▶ The records:
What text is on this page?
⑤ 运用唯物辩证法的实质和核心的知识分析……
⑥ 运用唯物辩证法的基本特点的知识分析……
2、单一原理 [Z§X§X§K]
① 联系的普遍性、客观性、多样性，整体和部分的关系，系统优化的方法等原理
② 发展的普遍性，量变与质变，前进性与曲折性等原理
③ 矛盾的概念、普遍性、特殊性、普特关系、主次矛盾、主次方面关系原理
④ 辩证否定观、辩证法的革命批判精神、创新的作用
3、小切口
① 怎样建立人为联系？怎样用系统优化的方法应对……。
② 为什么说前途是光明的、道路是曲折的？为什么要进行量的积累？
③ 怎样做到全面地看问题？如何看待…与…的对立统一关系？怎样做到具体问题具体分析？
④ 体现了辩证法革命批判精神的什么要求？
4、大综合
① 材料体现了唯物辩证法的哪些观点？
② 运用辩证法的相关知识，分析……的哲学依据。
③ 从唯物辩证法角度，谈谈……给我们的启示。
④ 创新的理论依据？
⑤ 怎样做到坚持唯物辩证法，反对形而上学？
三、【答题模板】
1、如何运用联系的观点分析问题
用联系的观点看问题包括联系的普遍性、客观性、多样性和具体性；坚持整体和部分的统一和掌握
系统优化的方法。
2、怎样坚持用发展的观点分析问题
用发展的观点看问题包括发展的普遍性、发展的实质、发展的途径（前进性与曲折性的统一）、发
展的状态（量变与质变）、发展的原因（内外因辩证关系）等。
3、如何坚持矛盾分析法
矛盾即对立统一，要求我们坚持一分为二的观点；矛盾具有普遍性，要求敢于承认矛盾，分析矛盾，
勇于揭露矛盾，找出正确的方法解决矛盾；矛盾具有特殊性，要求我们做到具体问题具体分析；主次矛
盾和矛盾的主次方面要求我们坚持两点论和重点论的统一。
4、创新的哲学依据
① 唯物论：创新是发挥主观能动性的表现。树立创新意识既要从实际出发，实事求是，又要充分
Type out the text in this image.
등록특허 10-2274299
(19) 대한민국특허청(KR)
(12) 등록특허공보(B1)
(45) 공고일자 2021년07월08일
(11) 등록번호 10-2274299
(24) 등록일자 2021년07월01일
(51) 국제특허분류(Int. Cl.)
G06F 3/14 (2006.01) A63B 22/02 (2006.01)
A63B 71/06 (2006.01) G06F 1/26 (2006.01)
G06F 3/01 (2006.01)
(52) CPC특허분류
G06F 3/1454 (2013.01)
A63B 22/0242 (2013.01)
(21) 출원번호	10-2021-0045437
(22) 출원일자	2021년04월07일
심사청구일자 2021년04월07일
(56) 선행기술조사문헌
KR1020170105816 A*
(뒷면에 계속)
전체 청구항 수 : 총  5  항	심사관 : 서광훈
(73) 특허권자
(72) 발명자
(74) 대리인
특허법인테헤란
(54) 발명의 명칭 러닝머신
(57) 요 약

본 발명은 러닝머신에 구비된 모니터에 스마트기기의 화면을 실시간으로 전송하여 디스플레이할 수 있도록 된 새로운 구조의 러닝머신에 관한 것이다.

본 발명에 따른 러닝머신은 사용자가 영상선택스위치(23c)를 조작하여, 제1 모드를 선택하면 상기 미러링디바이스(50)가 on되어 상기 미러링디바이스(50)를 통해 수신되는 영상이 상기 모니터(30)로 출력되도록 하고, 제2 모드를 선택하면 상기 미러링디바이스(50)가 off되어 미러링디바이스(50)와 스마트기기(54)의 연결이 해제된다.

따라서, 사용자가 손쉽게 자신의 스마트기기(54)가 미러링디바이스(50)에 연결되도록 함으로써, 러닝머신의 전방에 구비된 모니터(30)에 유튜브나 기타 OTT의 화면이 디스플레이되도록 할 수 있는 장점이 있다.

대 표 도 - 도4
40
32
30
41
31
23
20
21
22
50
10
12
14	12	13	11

▶ Directive: Transcribe the whole listing with nothing added or left out.

▶ Finished task:
What text is on this page?
⑤ 运用唯物辩证法的实质和核心的知识分析……
⑥ 运用唯物辩证法的基本特点的知识分析……
2、单一原理 [Z§X§X§K]
① 联系的普遍性、客观性、多样性，整体和部分的关系，系统优化的方法等原理
② 发展的普遍性，量变与质变，前进性与曲折性等原理
③ 矛盾的概念、普遍性、特殊性、普特关系、主次矛盾、主次方面关系原理
④ 辩证否定观、辩证法的革命批判精神、创新的作用
3、小切口
① 怎样建立人为联系？怎样用系统优化的方法应对……。
② 为什么说前途是光明的、道路是曲折的？为什么要进行量的积累？
③ 怎样做到全面地看问题？如何看待…与…的对立统一关系？怎样做到具体问题具体分析？
④ 体现了辩证法革命批判精神的什么要求？
4、大综合
① 材料体现了唯物辩证法的哪些观点？
② 运用辩证法的相关知识，分析……的哲学依据。
③ 从唯物辩证法角度，谈谈……给我们的启示。
④ 创新的理论依据？
⑤ 怎样做到坚持唯物辩证法，反对形而上学？
三、【答题模板】
1、如何运用联系的观点分析问题
用联系的观点看问题包括联系的普遍性、客观性、多样性和具体性；坚持整体和部分的统一和掌握
系统优化的方法。
2、怎样坚持用发展的观点分析问题
用发展的观点看问题包括发展的普遍性、发展的实质、发展的途径（前进性与曲折性的统一）、发
展的状态（量变与质变）、发展的原因（内外因辩证关系）等。
3、如何坚持矛盾分析法
矛盾即对立统一，要求我们坚持一分为二的观点；矛盾具有普遍性，要求敢于承认矛盾，分析矛盾，
勇于揭露矛盾，找出正确的方法解决矛盾；矛盾具有特殊性，要求我们做到具体问题具体分析；主次矛
盾和矛盾的主次方面要求我们坚持两点论和重点论的统一。
4、创新的哲学依据
① 唯物论：创新是发挥主观能动性的表现。树立创新意识既要从实际出发，实事求是，又要充分
Type out the text in this image.
등록특허 10-2274299
(19) 대한민국특허청(KR)
(12) 등록특허공보(B1)
(45) 공고일자 2021년07월08일
(11) 등록번호 10-2274299
(24) 등록일자 2021년07월01일
(51) 국제특허분류(Int. Cl.)
G06F 3/14 (2006.01) A63B 22/02 (2006.01)
A63B 71/06 (2006.01) G06F 1/26 (2006.01)
G06F 3/01 (2006.01)
(52) CPC특허분류
G06F 3/1454 (2013.01)
A63B 22/0242 (2013.01)
(21) 출원번호	10-2021-0045437
(22) 출원일자	2021년04월07일
심사청구일자 2021년04월07일
(56) 선행기술조사문헌
KR1020170105816 A*
(뒷면에 계속)
전체 청구항 수 : 총  5  항	심사관 : 서광훈
(73) 특허권자
(72) 발명자
(74) 대리인
특허법인테헤란
(54) 발명의 명칭 러닝머신
(57) 요 약

본 발명은 러닝머신에 구비된 모니터에 스마트기기의 화면을 실시간으로 전송하여 디스플레이할 수 있도록 된 새로운 구조의 러닝머신에 관한 것이다.

본 발명에 따른 러닝머신은 사용자가 영상선택스위치(23c)를 조작하여, 제1 모드를 선택하면 상기 미러링디바이스(50)가 on되어 상기 미러링디바이스(50)를 통해 수신되는 영상이 상기 모니터(30)로 출력되도록 하고, 제2 모드를 선택하면 상기 미러링디바이스(50)가 off되어 미러링디바이스(50)와 스마트기기(54)의 연결이 해제된다.

따라서, 사용자가 손쉽게 자신의 스마트기기(54)가 미러링디바이스(50)에 연결되도록 함으로써, 러닝머신의 전방에 구비된 모니터(30)에 유튜브나 기타 OTT의 화면이 디스플레이되도록 할 수 있는 장점이 있다.

대 표 도 - 도4
40
32
30
41
31
23
20
21
22
50
10
12
14	12	13	11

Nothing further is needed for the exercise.